--- START OF DATA EXCERPTS ---

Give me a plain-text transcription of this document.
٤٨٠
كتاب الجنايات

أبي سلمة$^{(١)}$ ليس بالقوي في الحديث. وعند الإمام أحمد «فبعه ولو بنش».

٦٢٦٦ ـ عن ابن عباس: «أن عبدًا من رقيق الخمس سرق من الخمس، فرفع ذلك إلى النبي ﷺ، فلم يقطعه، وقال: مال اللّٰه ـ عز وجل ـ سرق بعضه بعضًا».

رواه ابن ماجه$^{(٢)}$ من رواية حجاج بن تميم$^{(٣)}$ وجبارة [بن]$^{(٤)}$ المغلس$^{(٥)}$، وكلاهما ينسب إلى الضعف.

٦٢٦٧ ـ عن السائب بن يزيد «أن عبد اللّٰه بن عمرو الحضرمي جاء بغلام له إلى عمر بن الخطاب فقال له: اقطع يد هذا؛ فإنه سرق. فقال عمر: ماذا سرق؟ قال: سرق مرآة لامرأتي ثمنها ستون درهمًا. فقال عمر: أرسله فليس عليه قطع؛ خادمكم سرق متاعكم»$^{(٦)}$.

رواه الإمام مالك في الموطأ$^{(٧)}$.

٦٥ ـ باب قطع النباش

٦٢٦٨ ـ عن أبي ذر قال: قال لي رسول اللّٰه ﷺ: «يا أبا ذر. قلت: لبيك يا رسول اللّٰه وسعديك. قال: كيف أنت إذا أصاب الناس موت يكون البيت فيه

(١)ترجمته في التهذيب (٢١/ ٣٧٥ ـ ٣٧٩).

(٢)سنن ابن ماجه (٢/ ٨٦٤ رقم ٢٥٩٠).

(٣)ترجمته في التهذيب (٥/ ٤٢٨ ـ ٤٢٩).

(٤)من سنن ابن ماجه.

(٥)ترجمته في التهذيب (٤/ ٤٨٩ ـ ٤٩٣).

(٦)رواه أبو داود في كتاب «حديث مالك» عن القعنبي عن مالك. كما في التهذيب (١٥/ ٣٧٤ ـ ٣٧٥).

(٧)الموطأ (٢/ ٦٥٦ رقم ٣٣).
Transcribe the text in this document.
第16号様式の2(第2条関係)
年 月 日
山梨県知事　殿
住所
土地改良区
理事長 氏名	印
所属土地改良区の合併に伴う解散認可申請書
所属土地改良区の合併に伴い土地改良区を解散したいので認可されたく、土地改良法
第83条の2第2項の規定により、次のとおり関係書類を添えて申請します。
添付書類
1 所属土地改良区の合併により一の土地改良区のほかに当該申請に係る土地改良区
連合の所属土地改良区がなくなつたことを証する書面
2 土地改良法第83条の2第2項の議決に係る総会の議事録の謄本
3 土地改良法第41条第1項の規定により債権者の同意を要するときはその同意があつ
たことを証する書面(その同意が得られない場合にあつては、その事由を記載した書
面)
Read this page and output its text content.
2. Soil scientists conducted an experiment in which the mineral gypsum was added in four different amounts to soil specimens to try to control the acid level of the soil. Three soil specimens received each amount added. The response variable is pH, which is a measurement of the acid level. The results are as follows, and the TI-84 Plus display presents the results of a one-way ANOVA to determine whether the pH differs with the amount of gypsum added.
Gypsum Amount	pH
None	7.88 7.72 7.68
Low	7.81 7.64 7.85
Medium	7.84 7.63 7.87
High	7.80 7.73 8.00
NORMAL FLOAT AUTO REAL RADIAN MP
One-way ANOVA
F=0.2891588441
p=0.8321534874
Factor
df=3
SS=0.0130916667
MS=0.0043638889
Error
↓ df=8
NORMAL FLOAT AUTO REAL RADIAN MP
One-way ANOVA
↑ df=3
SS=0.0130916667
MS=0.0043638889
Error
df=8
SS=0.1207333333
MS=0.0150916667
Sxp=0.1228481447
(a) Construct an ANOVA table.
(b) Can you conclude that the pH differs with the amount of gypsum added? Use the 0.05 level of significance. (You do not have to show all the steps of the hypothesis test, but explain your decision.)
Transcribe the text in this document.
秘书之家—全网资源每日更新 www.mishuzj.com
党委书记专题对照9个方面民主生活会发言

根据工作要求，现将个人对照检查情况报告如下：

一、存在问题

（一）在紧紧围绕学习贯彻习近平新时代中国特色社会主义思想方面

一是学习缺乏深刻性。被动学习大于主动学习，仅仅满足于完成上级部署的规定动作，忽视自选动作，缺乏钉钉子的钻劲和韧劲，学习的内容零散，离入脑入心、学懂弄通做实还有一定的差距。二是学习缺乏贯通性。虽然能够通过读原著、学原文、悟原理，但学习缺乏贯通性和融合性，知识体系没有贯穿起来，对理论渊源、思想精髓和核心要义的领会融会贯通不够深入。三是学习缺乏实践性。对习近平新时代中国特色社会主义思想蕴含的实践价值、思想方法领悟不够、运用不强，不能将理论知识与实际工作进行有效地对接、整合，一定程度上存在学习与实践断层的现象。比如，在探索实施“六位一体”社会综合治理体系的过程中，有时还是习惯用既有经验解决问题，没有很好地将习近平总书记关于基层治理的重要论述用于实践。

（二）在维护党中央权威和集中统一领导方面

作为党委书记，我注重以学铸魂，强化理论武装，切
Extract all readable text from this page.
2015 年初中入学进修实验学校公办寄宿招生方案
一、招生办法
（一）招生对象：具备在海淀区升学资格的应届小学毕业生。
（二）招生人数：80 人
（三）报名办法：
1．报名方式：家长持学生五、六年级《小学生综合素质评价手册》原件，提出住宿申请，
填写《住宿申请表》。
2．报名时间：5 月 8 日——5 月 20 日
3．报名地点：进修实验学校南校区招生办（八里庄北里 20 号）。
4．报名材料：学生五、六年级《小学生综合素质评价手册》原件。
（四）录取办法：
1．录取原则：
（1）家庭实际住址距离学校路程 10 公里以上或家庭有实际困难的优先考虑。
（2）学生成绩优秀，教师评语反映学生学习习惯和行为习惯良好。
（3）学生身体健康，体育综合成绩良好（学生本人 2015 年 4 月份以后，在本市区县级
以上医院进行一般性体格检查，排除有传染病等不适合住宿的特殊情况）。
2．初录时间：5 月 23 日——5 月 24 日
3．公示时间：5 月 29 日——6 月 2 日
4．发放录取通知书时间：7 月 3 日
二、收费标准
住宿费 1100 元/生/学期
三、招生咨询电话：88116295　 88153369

--- END OF DATA EXCERPTS ---

--- SET EXERCISE ---
Copy every line of the records above that contains "this".

--- SOLVED EXERCISE ---
Give me a plain-text transcription of this document.
Transcribe the text in this document.
Read this page and output its text content.
Transcribe the text in this document.
Extract all readable text from this page.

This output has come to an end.